WORK INSTRUCTION -
Continue the first-person account below about running away from home and being caught by the police in Turkey, beginning right after its last sentence.

Here at home it was the end of the world, they discovered at last that I had run away from home, this was a huge disaster for my family. I didn’t run away to get married, this was very positive, because all the girls who ran away did it to get married. But I didn’t run away to get married, I went out of the country. This was a very big thing. What to do now, it became a day of death, my grandmother opened the door {a funeral rite to welcome people for condolences}. “I want you to bring me a piece of her alive or dead, because I can’t live without her. I want to know her grave.” So the Interpol went after me and looked for me throughout Europe. They discovered that I was in Turkey, and the Interpol came to Turkey, my mother and uncle came to Turkey three times but I escaped. I moved fast and escaped. At the end, the friend who arranged my taxi came to Turkey. He said to me, “Do you want to go to London?” “Yes, of course” I said. “We have to rob a store,” he said. “No problem,” I said. I was supposed to go to the store and seduce the owner, while he would break the cash register and take the money out. I also had finished all my money after such spending of course, at the end I finished it all. “Let’s go rob that money together, and there is a boat we can pay with that money and go to London.” No problem.

I am supposed to seduce the old man, to be sexy or something like that, you know… So I got ready to go and become Mata Hari, but the police came. He had betrayed me. Ferid betrayed me, the police had found Ferid, they found the taxi driver and he told them which hotel he had dropped me in, so at the end, it was a betrayal. Just when I got ready thinking of how we were going to attack [the store], the police showed up and told me, “Excuse me do you recognize this girl?” showing me a picture. “Is this your daughter?” I said, I am looking at myself [in the picture] and saying in Turkish, “Your daughter?”  “No, no” he says, “ this is not my daughter, this is you.”  “No, no this is not me.” {She says this in Turkish}. He pulls out my mother’s photo and shows it to me, I look at my mother. Ah God, why do you have to confront me with reality! “Your wife is beautiful” I said. “No,” he said, “This is your mother.” “No, it is not my mother.” “OK” he said, “Who is your father?” “He is here, somewhere,” I just mentioned some name. “My father dropped me here to eat breakfast. “Turkish fathers don’t bring their daughters to an hotel to eat breakfast,” he said. “So let see who you are.”

So he took me, and I wanted to run away from him, but they caught me like a mouse, they had all come with cars, there were a hundred policemen there. They took me and pushed me inside the police car, I ran away from them three times, and then they brought me to the Embassy of Yugoslavia, of Former Yugoslavia, at that time there was a very smart ambassador. “Girl, you are only 14 years-old, we have to return you home,” he said. “I can’t go back home, they will kill me, I can’t go back home.” “We’ll send you by plane to Belgrade.” “I will jump off the plane, you put me on the plane and I’ll jump off the plane.” The ambassador got scared, “ Otherwise I can’t keep you here, you are dangerous, if I keep you here, you will run away again, and if you run away again we will not be able to find you.”

So they sent me straight to jail. It was the end of Ramadan and the beginning of Bajram. [Eid]. They took me and put me in jail, in a small cell. Across me there were men, I had to stand up all the time. There was a half wall, I ripped my coat off, I tied it to my boots, and threw it on the other side of the wall, then I climbed and got out on the other side, but on the other side a policeman was waiting for me and he grabbed my arm and brought me inside the cell again.

DATA TO EXAMINE -
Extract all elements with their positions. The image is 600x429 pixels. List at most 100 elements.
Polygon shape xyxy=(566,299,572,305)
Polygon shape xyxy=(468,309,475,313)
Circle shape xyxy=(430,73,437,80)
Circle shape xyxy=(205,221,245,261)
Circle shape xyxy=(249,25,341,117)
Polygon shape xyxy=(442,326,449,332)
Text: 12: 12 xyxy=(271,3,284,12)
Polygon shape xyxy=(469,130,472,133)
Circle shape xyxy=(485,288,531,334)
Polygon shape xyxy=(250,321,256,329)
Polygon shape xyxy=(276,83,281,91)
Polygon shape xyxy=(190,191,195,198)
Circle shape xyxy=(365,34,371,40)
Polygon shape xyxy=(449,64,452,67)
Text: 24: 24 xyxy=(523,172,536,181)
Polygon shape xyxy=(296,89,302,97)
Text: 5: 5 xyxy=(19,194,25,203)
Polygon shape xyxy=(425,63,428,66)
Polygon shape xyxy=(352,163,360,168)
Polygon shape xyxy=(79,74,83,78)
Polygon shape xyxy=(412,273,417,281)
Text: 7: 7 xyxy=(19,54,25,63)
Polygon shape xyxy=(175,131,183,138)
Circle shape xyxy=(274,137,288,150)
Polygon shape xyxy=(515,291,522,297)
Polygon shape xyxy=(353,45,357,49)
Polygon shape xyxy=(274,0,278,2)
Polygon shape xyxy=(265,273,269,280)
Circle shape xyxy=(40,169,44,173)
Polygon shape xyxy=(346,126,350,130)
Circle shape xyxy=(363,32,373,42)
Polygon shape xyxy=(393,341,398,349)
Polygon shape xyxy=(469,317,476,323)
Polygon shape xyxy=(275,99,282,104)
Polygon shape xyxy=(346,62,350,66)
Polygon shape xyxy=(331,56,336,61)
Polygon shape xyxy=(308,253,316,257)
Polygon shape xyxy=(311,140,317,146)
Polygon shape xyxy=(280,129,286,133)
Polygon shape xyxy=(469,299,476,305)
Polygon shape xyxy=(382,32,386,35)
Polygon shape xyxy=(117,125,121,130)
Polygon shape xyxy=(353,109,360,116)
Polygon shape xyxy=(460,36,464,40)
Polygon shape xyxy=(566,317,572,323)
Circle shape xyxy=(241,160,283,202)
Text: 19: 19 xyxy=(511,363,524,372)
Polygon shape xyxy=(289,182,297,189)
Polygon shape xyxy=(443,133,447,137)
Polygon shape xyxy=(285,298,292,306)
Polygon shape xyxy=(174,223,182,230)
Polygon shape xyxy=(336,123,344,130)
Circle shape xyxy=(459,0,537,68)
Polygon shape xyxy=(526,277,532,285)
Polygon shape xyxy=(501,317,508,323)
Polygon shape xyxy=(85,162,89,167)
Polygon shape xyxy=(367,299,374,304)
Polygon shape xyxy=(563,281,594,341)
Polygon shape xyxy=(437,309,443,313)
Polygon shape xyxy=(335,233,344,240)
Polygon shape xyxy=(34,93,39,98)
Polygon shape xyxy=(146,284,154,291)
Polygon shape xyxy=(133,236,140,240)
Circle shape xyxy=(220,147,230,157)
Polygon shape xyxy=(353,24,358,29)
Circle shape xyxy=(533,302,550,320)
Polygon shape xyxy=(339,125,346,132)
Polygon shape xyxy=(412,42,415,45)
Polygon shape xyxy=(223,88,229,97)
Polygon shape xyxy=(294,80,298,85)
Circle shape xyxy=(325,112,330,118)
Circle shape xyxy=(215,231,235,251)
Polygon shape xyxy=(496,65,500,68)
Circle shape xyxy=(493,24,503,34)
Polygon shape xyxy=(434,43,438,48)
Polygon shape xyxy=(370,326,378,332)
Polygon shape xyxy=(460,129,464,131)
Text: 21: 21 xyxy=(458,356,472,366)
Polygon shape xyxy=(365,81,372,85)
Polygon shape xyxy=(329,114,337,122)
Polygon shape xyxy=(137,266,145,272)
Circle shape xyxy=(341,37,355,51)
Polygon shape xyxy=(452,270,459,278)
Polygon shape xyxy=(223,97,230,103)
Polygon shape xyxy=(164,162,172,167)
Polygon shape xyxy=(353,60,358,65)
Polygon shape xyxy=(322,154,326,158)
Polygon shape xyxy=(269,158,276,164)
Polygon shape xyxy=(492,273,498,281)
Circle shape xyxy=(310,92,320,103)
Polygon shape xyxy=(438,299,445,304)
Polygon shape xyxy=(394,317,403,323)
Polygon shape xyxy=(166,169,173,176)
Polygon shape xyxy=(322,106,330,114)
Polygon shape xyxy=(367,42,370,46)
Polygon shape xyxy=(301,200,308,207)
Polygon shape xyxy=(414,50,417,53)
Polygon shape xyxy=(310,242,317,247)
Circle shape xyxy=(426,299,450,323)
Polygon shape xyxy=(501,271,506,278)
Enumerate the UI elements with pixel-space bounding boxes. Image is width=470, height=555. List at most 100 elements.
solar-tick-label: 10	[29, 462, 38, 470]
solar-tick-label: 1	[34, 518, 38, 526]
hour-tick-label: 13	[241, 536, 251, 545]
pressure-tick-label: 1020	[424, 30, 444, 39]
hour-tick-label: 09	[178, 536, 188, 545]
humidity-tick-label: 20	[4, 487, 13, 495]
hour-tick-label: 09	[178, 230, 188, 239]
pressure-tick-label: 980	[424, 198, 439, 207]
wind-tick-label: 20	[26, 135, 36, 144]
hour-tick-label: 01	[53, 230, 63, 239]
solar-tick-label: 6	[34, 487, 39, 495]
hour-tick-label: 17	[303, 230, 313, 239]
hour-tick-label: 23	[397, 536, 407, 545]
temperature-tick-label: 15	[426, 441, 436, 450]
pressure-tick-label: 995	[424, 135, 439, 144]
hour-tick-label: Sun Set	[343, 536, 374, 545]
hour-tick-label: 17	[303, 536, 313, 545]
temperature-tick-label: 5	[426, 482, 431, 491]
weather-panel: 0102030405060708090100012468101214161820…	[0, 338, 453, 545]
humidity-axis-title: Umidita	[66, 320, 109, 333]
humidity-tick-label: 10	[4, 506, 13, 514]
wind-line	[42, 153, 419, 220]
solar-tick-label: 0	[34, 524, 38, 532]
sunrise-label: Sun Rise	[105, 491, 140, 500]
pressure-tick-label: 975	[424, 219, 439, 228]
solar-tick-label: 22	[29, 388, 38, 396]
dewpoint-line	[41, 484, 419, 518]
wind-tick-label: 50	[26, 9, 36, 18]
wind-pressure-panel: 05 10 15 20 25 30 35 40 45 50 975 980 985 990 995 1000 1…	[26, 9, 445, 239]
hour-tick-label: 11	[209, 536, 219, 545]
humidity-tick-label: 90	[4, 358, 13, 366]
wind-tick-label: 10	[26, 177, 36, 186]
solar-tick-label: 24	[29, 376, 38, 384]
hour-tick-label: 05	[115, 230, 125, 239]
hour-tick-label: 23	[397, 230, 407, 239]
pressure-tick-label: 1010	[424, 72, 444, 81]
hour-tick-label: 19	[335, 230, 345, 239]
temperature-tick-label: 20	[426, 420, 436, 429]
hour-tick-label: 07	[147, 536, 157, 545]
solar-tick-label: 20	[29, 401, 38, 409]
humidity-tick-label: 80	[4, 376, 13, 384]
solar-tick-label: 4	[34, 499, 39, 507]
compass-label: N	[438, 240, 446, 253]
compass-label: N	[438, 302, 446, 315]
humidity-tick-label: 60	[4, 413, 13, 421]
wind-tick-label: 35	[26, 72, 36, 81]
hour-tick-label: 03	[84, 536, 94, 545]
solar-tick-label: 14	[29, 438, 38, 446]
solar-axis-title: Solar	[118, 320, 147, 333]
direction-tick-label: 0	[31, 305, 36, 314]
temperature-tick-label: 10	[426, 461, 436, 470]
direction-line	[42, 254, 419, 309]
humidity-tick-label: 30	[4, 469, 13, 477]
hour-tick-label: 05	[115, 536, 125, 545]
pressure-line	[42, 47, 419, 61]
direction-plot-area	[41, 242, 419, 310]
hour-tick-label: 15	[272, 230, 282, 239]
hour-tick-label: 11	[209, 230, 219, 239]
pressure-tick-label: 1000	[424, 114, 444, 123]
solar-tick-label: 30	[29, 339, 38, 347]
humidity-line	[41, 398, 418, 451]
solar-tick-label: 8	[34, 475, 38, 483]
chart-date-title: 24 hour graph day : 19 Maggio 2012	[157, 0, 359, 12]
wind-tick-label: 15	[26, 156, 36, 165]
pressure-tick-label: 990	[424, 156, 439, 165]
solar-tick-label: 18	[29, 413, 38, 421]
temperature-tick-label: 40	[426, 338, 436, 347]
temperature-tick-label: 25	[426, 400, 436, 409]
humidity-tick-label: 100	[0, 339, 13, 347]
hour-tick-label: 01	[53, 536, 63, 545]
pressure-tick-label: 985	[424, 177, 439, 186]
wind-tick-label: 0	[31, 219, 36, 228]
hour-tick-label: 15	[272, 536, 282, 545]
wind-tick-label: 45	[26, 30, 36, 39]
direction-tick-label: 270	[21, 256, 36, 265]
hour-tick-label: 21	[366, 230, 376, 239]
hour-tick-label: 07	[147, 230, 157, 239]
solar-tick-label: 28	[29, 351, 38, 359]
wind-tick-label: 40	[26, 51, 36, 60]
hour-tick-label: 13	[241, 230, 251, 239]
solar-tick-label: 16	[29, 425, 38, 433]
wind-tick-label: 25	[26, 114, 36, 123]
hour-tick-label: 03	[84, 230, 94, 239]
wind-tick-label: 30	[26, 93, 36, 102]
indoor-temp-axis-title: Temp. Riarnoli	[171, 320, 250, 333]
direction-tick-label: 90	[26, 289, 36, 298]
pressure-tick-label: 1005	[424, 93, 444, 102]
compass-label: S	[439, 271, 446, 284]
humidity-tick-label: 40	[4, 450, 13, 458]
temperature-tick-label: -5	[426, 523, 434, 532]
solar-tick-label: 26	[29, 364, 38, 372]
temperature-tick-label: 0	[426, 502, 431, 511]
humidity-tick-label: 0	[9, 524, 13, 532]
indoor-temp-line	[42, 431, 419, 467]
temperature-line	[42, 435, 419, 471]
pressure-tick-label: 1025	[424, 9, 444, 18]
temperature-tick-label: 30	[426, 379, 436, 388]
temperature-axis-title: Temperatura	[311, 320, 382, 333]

EXERCISE RESPONSE -
The second time I ran away from jail, they brought in an old lady, and because I acted as a child, hitting the walls, screaming, I thought maybe this would work out, they would think that I was mad and bring in the psychiatrists, then they would sent me to the mental hospital and I would run away. Yes, yes, all my plans were like in the movies, I had them all ready. So they brought a woman, and I said, “Can I accompany her to the ladies room?” They said, “Go to the ladies room.” I brought her to the ladies room and ran away. But just before I got out, a general was coming in, and he grabbed me by the hair and pulled me all the way without letting me walk and returned me again to the cell. I wasn’t saved. Next they brought some prostitutes, they used to touch me, pull my ears, I had to fight, one evening they brought about ten of them. I was tiny like this. {Takes a defense position}, “Don’t touch me” I said, and they laughed at me. They were all made up, like pictures from hell.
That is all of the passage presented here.